#### [Given instruction]
Repeat the full listing below verbatim and keep the images out.

— START Data shown —

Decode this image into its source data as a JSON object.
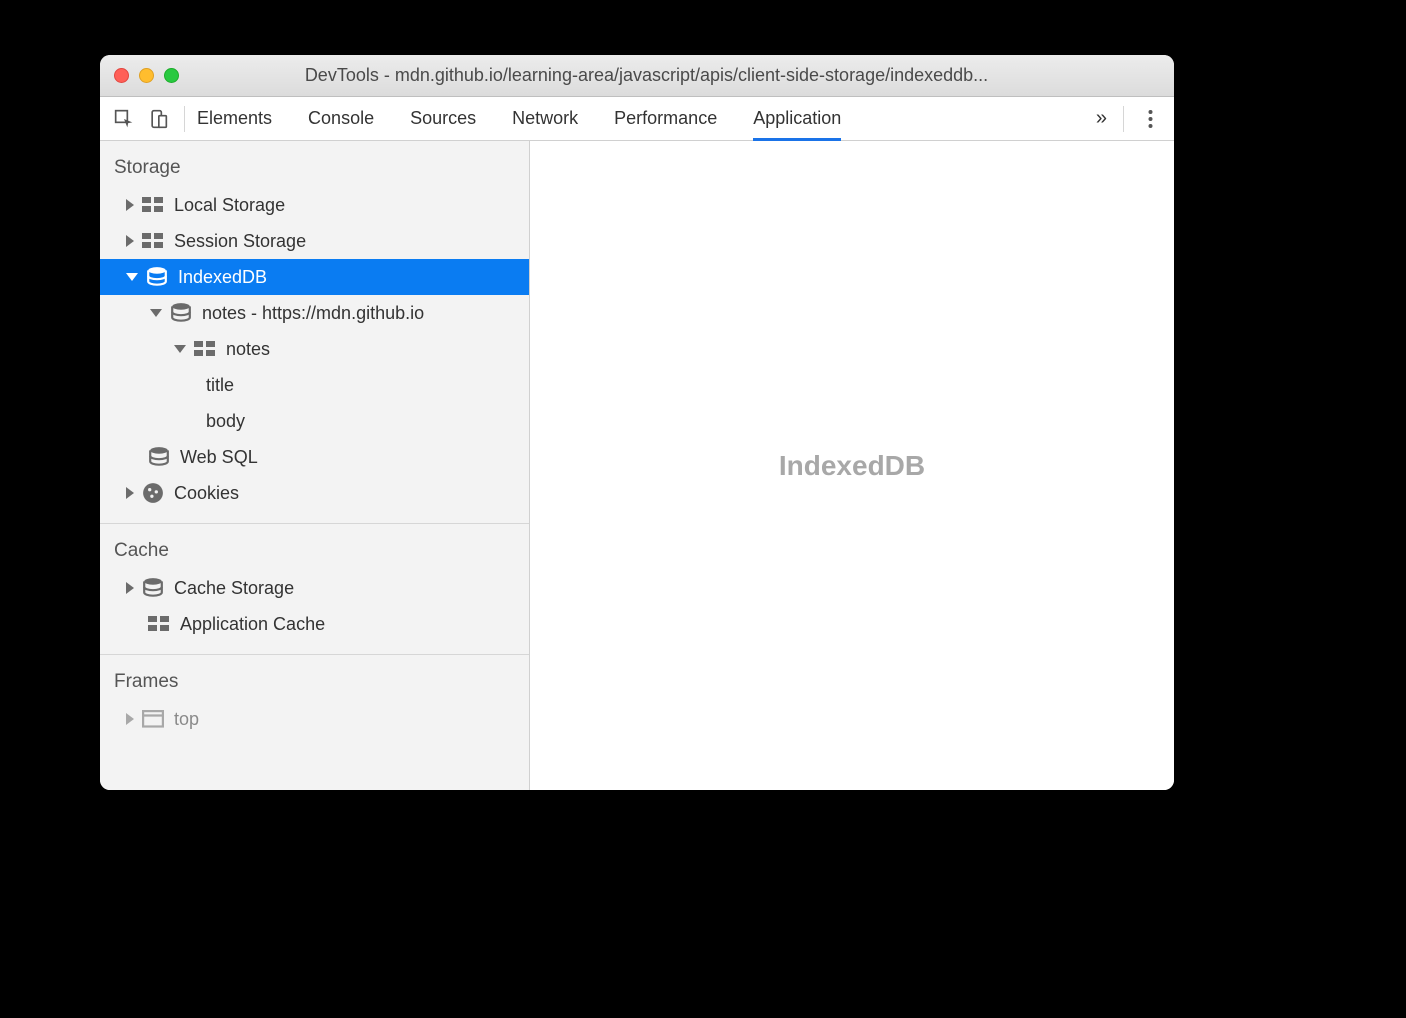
{
  "window": {
    "title": "DevTools - mdn.github.io/learning-area/javascript/apis/client-side-storage/indexeddb..."
  },
  "tabs": {
    "elements": "Elements",
    "console": "Console",
    "sources": "Sources",
    "network": "Network",
    "performance": "Performance",
    "application": "Application",
    "overflow": "»"
  },
  "sidebar": {
    "sections": {
      "storage": "Storage",
      "cache": "Cache",
      "frames": "Frames"
    },
    "storage": {
      "local": "Local Storage",
      "session": "Session Storage",
      "indexeddb": "IndexedDB",
      "indexeddb_children": {
        "db": "notes - https://mdn.github.io",
        "store": "notes",
        "index_title": "title",
        "index_body": "body"
      },
      "websql": "Web SQL",
      "cookies": "Cookies"
    },
    "cache": {
      "cache_storage": "Cache Storage",
      "app_cache": "Application Cache"
    },
    "frames": {
      "top": "top"
    }
  },
  "main": {
    "placeholder": "IndexedDB"
  }
}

— END Data shown —

#### [Solution to this exercise]
Decode this image into its source data as a JSON object.
{
  "window": {
    "title": "DevTools - mdn.github.io/learning-area/javascript/apis/client-side-storage/indexeddb..."
  },
  "tabs": {
    "elements": "Elements",
    "console": "Console",
    "sources": "Sources",
    "network": "Network",
    "performance": "Performance",
    "application": "Application",
    "overflow": "»"
  },
  "sidebar": {
    "sections": {
      "storage": "Storage",
      "cache": "Cache",
      "frames": "Frames"
    },
    "storage": {
      "local": "Local Storage",
      "session": "Session Storage",
      "indexeddb": "IndexedDB",
      "indexeddb_children": {
        "db": "notes - https://mdn.github.io",
        "store": "notes",
        "index_title": "title",
        "index_body": "body"
      },
      "websql": "Web SQL",
      "cookies": "Cookies"
    },
    "cache": {
      "cache_storage": "Cache Storage",
      "app_cache": "Application Cache"
    },
    "frames": {
      "top": "top"
    }
  },
  "main": {
    "placeholder": "IndexedDB"
  }
}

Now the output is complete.